Leave out the images and repeat the listing below without a single change.
.....
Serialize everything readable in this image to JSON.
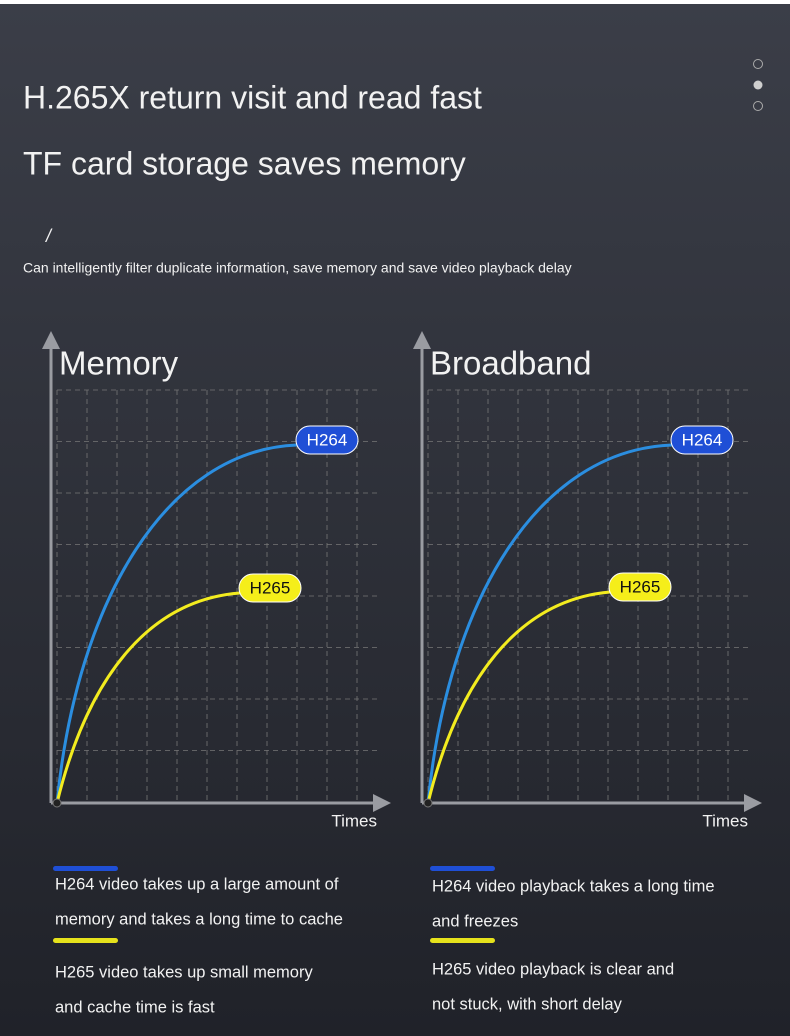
{
  "header": {
    "title_line1": "H.265X return visit and read fast",
    "title_line2": "TF card storage saves memory",
    "mark": "/",
    "subtitle": "Can intelligently filter duplicate information, save memory and save video playback delay"
  },
  "panels": [
    {
      "title": "Memory",
      "x_label": "Times",
      "labels": [
        "H264",
        "H265"
      ],
      "notes": [
        [
          "H264 video takes up a large amount of",
          "memory and takes a long time to cache"
        ],
        [
          "H265 video takes up small memory",
          "and cache time is fast"
        ]
      ]
    },
    {
      "title": "Broadband",
      "x_label": "Times",
      "labels": [
        "H264",
        "H265"
      ],
      "notes": [
        [
          "H264 video playback takes a long time",
          "and freezes"
        ],
        [
          "H265 video playback is clear and",
          "not stuck, with short delay"
        ]
      ]
    }
  ]
}
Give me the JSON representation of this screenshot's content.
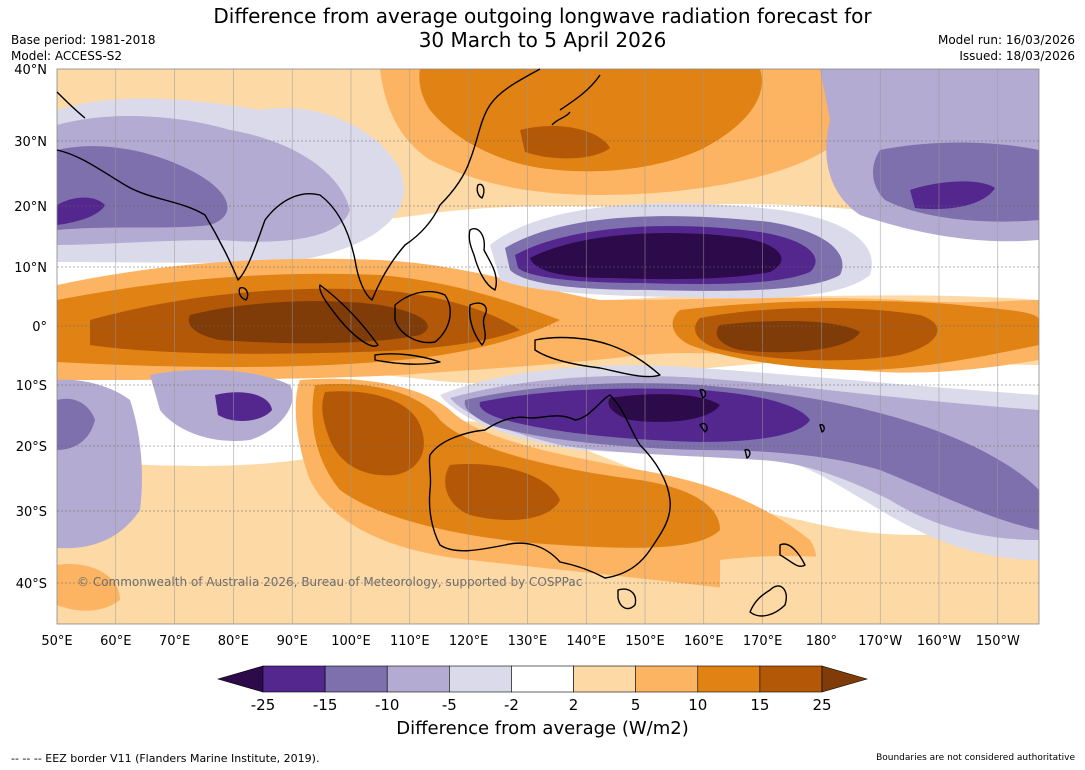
{
  "header": {
    "title_line1": "Difference from average outgoing longwave radiation forecast for",
    "title_line2": "30 March to 5 April 2026",
    "base_period": "Base period: 1981-2018",
    "model": "Model: ACCESS-S2",
    "model_run": "Model run: 16/03/2026",
    "issued": "Issued: 18/03/2026"
  },
  "map": {
    "lat_labels": [
      "40°N",
      "30°N",
      "20°N",
      "10°N",
      "0°",
      "10°S",
      "20°S",
      "30°S",
      "40°S"
    ],
    "lon_labels": [
      "50°E",
      "60°E",
      "70°E",
      "80°E",
      "90°E",
      "100°E",
      "110°E",
      "120°E",
      "130°E",
      "140°E",
      "150°E",
      "160°E",
      "170°E",
      "180°",
      "170°W",
      "160°W",
      "150°W"
    ],
    "copyright": "© Commonwealth of Australia 2026, Bureau of Meteorology, supported by COSPPac"
  },
  "colorbar": {
    "tick_labels": [
      "-25",
      "-15",
      "-10",
      "-5",
      "-2",
      "2",
      "5",
      "10",
      "15",
      "25"
    ],
    "colors": [
      "#2d0a4a",
      "#54278f",
      "#7e6fad",
      "#b3abd1",
      "#dadaeb",
      "#ffffff",
      "#fdd9a6",
      "#fdb462",
      "#e08214",
      "#b35806",
      "#7f3b08"
    ],
    "title": "Difference from average (W/m2)"
  },
  "footer": {
    "eez_note": "--  --  -- EEZ border V11 (Flanders Marine Institute, 2019).",
    "boundaries_note": "Boundaries are not considered authoritative"
  }
}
.....
TASK ANSWER:
Serialize everything readable in this image to JSON.
{
  "header": {
    "title_line1": "H.265X return visit and read fast",
    "title_line2": "TF card storage saves memory",
    "mark": "/",
    "subtitle": "Can intelligently filter duplicate information, save memory and save video playback delay"
  },
  "panels": [
    {
      "title": "Memory",
      "x_label": "Times",
      "labels": [
        "H264",
        "H265"
      ],
      "notes": [
        [
          "H264 video takes up a large amount of",
          "memory and takes a long time to cache"
        ],
        [
          "H265 video takes up small memory",
          "and cache time is fast"
        ]
      ]
    },
    {
      "title": "Broadband",
      "x_label": "Times",
      "labels": [
        "H264",
        "H265"
      ],
      "notes": [
        [
          "H264 video playback takes a long time",
          "and freezes"
        ],
        [
          "H265 video playback is clear and",
          "not stuck, with short delay"
        ]
      ]
    }
  ]
}
Give me the JSON representation of this screenshot's content.
{
  "header": {
    "title_line1": "Difference from average outgoing longwave radiation forecast for",
    "title_line2": "30 March to 5 April 2026",
    "base_period": "Base period: 1981-2018",
    "model": "Model: ACCESS-S2",
    "model_run": "Model run: 16/03/2026",
    "issued": "Issued: 18/03/2026"
  },
  "map": {
    "lat_labels": [
      "40°N",
      "30°N",
      "20°N",
      "10°N",
      "0°",
      "10°S",
      "20°S",
      "30°S",
      "40°S"
    ],
    "lon_labels": [
      "50°E",
      "60°E",
      "70°E",
      "80°E",
      "90°E",
      "100°E",
      "110°E",
      "120°E",
      "130°E",
      "140°E",
      "150°E",
      "160°E",
      "170°E",
      "180°",
      "170°W",
      "160°W",
      "150°W"
    ],
    "copyright": "© Commonwealth of Australia 2026, Bureau of Meteorology, supported by COSPPac"
  },
  "colorbar": {
    "tick_labels": [
      "-25",
      "-15",
      "-10",
      "-5",
      "-2",
      "2",
      "5",
      "10",
      "15",
      "25"
    ],
    "colors": [
      "#2d0a4a",
      "#54278f",
      "#7e6fad",
      "#b3abd1",
      "#dadaeb",
      "#ffffff",
      "#fdd9a6",
      "#fdb462",
      "#e08214",
      "#b35806",
      "#7f3b08"
    ],
    "title": "Difference from average (W/m2)"
  },
  "footer": {
    "eez_note": "--  --  -- EEZ border V11 (Flanders Marine Institute, 2019).",
    "boundaries_note": "Boundaries are not considered authoritative"
  }
}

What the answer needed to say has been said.